**TASK TO COMPLETE**
Pictures are not part of the copy; repeat everything else in the records exactly.

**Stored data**
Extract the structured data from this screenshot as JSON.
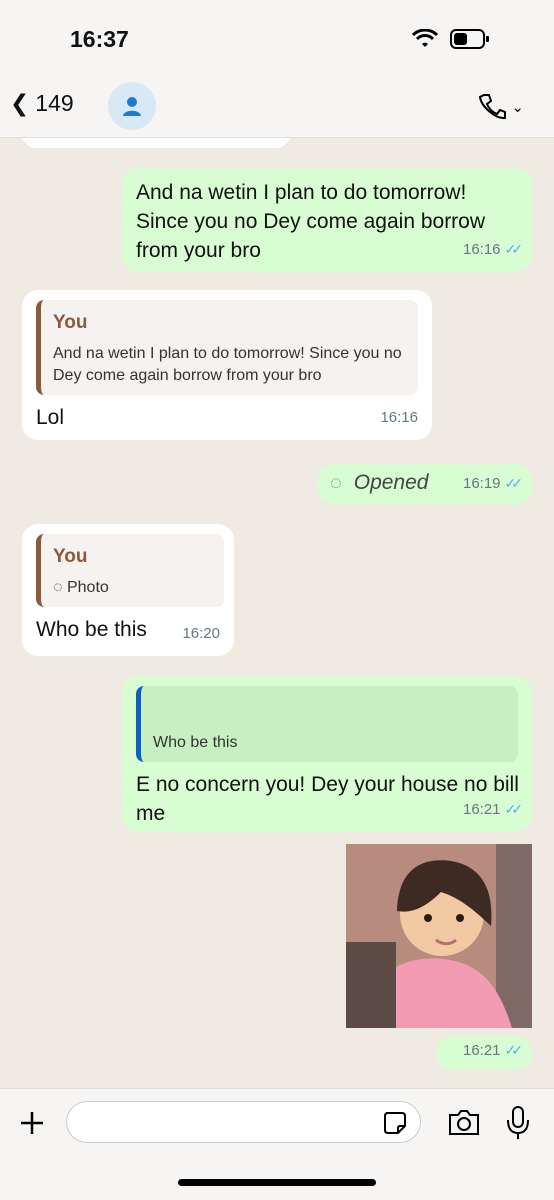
{
  "status": {
    "time": "16:37"
  },
  "header": {
    "back_count": "149",
    "contact_name": ""
  },
  "messages": {
    "m1": {
      "text": "And na wetin I plan to do tomorrow! Since you no Dey come again borrow from your bro",
      "time": "16:16"
    },
    "m2": {
      "quote_author": "You",
      "quote_text": "And na wetin I plan to do tomorrow! Since you no Dey come again borrow from your bro",
      "text": "Lol",
      "time": "16:16"
    },
    "m3": {
      "text": "Opened",
      "time": "16:19"
    },
    "m4": {
      "quote_author": "You",
      "quote_text": "Photo",
      "text": "Who be this",
      "time": "16:20"
    },
    "m5": {
      "quote_text": "Who be this",
      "text": "E no concern you! Dey your house no bill me",
      "time": "16:21"
    },
    "m6": {
      "time": "16:21"
    }
  },
  "colors": {
    "outgoing": "#d9fdd3",
    "incoming": "#ffffff",
    "read_tick": "#4fb6ec"
  }
}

**COMPLETE RESPONSE**
Extract the structured data from this screenshot as JSON.
{
  "status": {
    "time": "16:37"
  },
  "header": {
    "back_count": "149",
    "contact_name": ""
  },
  "messages": {
    "m1": {
      "text": "And na wetin I plan to do tomorrow! Since you no Dey come again borrow from your bro",
      "time": "16:16"
    },
    "m2": {
      "quote_author": "You",
      "quote_text": "And na wetin I plan to do tomorrow! Since you no Dey come again borrow from your bro",
      "text": "Lol",
      "time": "16:16"
    },
    "m3": {
      "text": "Opened",
      "time": "16:19"
    },
    "m4": {
      "quote_author": "You",
      "quote_text": "Photo",
      "text": "Who be this",
      "time": "16:20"
    },
    "m5": {
      "quote_text": "Who be this",
      "text": "E no concern you! Dey your house no bill me",
      "time": "16:21"
    },
    "m6": {
      "time": "16:21"
    }
  },
  "colors": {
    "outgoing": "#d9fdd3",
    "incoming": "#ffffff",
    "read_tick": "#4fb6ec"
  }
}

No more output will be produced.